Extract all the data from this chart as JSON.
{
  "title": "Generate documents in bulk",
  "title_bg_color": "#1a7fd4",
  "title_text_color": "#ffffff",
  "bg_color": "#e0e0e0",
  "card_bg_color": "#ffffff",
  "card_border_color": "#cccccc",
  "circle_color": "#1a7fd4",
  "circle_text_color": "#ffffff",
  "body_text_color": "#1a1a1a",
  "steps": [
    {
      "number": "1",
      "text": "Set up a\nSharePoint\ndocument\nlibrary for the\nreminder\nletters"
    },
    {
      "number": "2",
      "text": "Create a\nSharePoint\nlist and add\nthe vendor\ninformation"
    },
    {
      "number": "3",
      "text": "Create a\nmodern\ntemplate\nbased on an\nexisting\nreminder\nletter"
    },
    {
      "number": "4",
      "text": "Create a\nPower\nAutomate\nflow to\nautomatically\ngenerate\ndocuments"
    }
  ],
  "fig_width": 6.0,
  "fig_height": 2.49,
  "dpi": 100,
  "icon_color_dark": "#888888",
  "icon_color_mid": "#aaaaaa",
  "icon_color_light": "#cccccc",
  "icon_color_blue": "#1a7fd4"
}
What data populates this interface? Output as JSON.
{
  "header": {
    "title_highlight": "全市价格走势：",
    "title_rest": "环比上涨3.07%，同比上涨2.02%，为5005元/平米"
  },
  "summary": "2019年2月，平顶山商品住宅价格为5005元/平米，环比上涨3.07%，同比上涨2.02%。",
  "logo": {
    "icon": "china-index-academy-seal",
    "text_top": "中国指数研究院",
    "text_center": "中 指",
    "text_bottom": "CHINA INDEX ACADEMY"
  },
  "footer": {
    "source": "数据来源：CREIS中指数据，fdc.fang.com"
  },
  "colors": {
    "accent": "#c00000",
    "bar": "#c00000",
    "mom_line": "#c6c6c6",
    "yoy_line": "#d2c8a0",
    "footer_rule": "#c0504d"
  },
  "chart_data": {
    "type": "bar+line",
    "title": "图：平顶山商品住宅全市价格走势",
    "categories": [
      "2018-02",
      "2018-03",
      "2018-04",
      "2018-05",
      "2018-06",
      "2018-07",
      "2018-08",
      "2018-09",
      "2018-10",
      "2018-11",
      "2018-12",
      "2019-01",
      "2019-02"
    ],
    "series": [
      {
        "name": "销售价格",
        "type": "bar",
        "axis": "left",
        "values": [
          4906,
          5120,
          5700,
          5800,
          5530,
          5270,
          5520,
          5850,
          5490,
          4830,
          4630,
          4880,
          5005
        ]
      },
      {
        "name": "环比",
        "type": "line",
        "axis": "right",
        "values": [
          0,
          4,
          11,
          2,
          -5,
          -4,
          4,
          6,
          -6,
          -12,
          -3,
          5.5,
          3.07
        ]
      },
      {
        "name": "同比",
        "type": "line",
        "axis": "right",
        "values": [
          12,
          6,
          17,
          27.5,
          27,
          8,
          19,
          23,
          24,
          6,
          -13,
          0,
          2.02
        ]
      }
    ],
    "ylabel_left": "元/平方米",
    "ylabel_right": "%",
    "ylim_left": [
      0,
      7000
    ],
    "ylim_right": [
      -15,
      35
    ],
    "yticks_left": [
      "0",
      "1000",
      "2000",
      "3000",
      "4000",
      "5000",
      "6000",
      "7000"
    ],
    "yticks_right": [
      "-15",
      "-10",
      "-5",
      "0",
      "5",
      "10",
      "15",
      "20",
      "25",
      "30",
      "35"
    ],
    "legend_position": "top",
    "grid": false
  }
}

++++++++++++++++++++

Identify each line in the records above that contains the word "nreminder", and copy it out in full.

### WRITTEN RESPONSE
      "text": "Set up a\nSharePoint\ndocument\nlibrary for the\nreminder\nletters"
      "text": "Create a\nmodern\ntemplate\nbased on an\nexisting\nreminder\nletter"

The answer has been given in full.